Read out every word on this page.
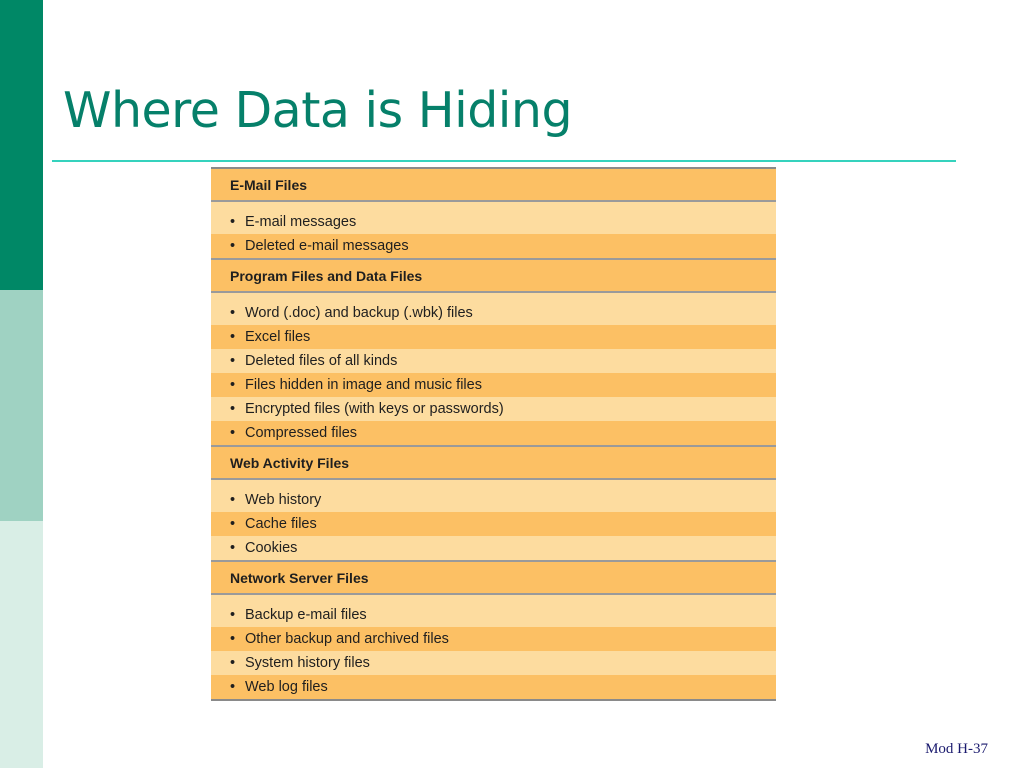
Where Data is Hiding
E-Mail Files
• E-mail messages
• Deleted e-mail messages
Program Files and Data Files
• Word (.doc) and backup (.wbk) files
• Excel files
• Deleted files of all kinds
• Files hidden in image and music files
• Encrypted files (with keys or passwords)
• Compressed files
Web Activity Files
• Web history
• Cache files
• Cookies
Network Server Files
• Backup e-mail files
• Other backup and archived files
• System history files
• Web log files
Mod H-37
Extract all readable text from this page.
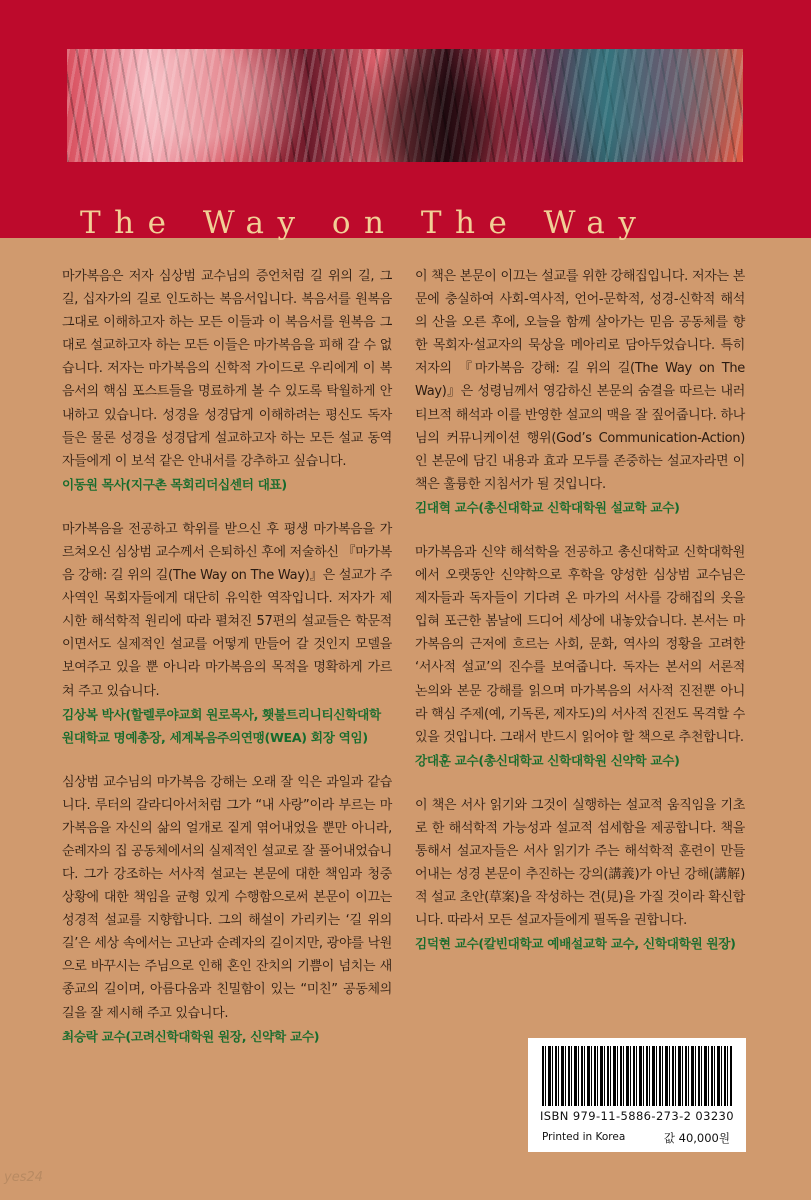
The Way on The Way
마가복음은 저자 심상범 교수님의 증언처럼 길 위의 길, 그 길, 십자가의 길로 인도하는 복음서입니다. 복음서를 원복음 그대로 이해하고자 하는 모든 이들과 이 복음서를 원복음 그대로 설교하고자 하는 모든 이들은 마가복음을 피해 갈 수 없습니다. 저자는 마가복음의 신학적 가이드로 우리에게 이 복음서의 핵심 포스트들을 명료하게 볼 수 있도록 탁월하게 안내하고 있습니다. 성경을 성경답게 이해하려는 평신도 독자들은 물론 성경을 성경답게 설교하고자 하는 모든 설교 동역자들에게 이 보석 같은 안내서를 강추하고 싶습니다.
이동원 목사(지구촌 목회리더십센터 대표)
마가복음을 전공하고 학위를 받으신 후 평생 마가복음을 가르쳐오신 심상범 교수께서 은퇴하신 후에 저술하신 『마가복음 강해: 길 위의 길(The Way on The Way)』은 설교가 주 사역인 목회자들에게 대단히 유익한 역작입니다. 저자가 제시한 해석학적 원리에 따라 펼쳐진 57편의 설교들은 학문적이면서도 실제적인 설교를 어떻게 만들어 갈 것인지 모델을 보여주고 있을 뿐 아니라 마가복음의 목적을 명확하게 가르쳐 주고 있습니다.
김상복 박사(할렐루야교회 원로목사, 횃불트리니티신학대학원대학교 명예총장, 세계복음주의연맹(WEA) 회장 역임)
심상범 교수님의 마가복음 강해는 오래 잘 익은 과일과 같습니다. 루터의 갈라디아서처럼 그가 “내 사랑”이라 부르는 마가복음을 자신의 삶의 얼개로 짙게 엮어내었을 뿐만 아니라, 순례자의 집 공동체에서의 실제적인 설교로 잘 풀어내었습니다. 그가 강조하는 서사적 설교는 본문에 대한 책임과 청중 상황에 대한 책임을 균형 있게 수행함으로써 본문이 이끄는 성경적 설교를 지향합니다. 그의 해설이 가리키는 ‘길 위의 길’은 세상 속에서는 고난과 순례자의 길이지만, 광야를 낙원으로 바꾸시는 주님으로 인해 혼인 잔치의 기쁨이 넘치는 새 종교의 길이며, 아름다움과 친밀함이 있는 “미친” 공동체의 길을 잘 제시해 주고 있습니다.
최승락 교수(고려신학대학원 원장, 신약학 교수)
이 책은 본문이 이끄는 설교를 위한 강해집입니다. 저자는 본문에 충실하여 사회-역사적, 언어-문학적, 성경-신학적 해석의 산을 오른 후에, 오늘을 함께 살아가는 믿음 공동체를 향한 목회자·설교자의 묵상을 메아리로 담아두었습니다. 특히 저자의 『마가복음 강해: 길 위의 길(The Way on The Way)』은 성령님께서 영감하신 본문의 숨결을 따르는 내러티브적 해석과 이를 반영한 설교의 맥을 잘 짚어줍니다. 하나님의 커뮤니케이션 행위(God’s Communication-Action)인 본문에 담긴 내용과 효과 모두를 존중하는 설교자라면 이 책은 훌륭한 지침서가 될 것입니다.
김대혁 교수(총신대학교 신학대학원 설교학 교수)
마가복음과 신약 해석학을 전공하고 총신대학교 신학대학원에서 오랫동안 신약학으로 후학을 양성한 심상범 교수님은 제자들과 독자들이 기다려 온 마가의 서사를 강해집의 옷을 입혀 포근한 봄날에 드디어 세상에 내놓았습니다. 본서는 마가복음의 근저에 흐르는 사회, 문화, 역사의 정황을 고려한 ‘서사적 설교’의 진수를 보여줍니다. 독자는 본서의 서론적 논의와 본문 강해를 읽으며 마가복음의 서사적 진전뿐 아니라 핵심 주제(예, 기독론, 제자도)의 서사적 진전도 목격할 수 있을 것입니다. 그래서 반드시 읽어야 할 책으로 추천합니다.
강대훈 교수(총신대학교 신학대학원 신약학 교수)
이 책은 서사 읽기와 그것이 실행하는 설교적 움직임을 기초로 한 해석학적 가능성과 설교적 섬세함을 제공합니다. 책을 통해서 설교자들은 서사 읽기가 주는 해석학적 훈련이 만들어내는 성경 본문이 추진하는 강의(講義)가 아닌 강해(講解)적 설교 초안(草案)을 작성하는 견(見)을 가질 것이라 확신합니다. 따라서 모든 설교자들에게 필독을 권합니다.
김덕현 교수(칼빈대학교 예배설교학 교수, 신학대학원 원장)
ISBN 979-11-5886-273-2 03230
Printed in Korea	값 40,000원
yes24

## The request
Count the lines above that contain the word "this", and reply with only that number.

## Task answer
2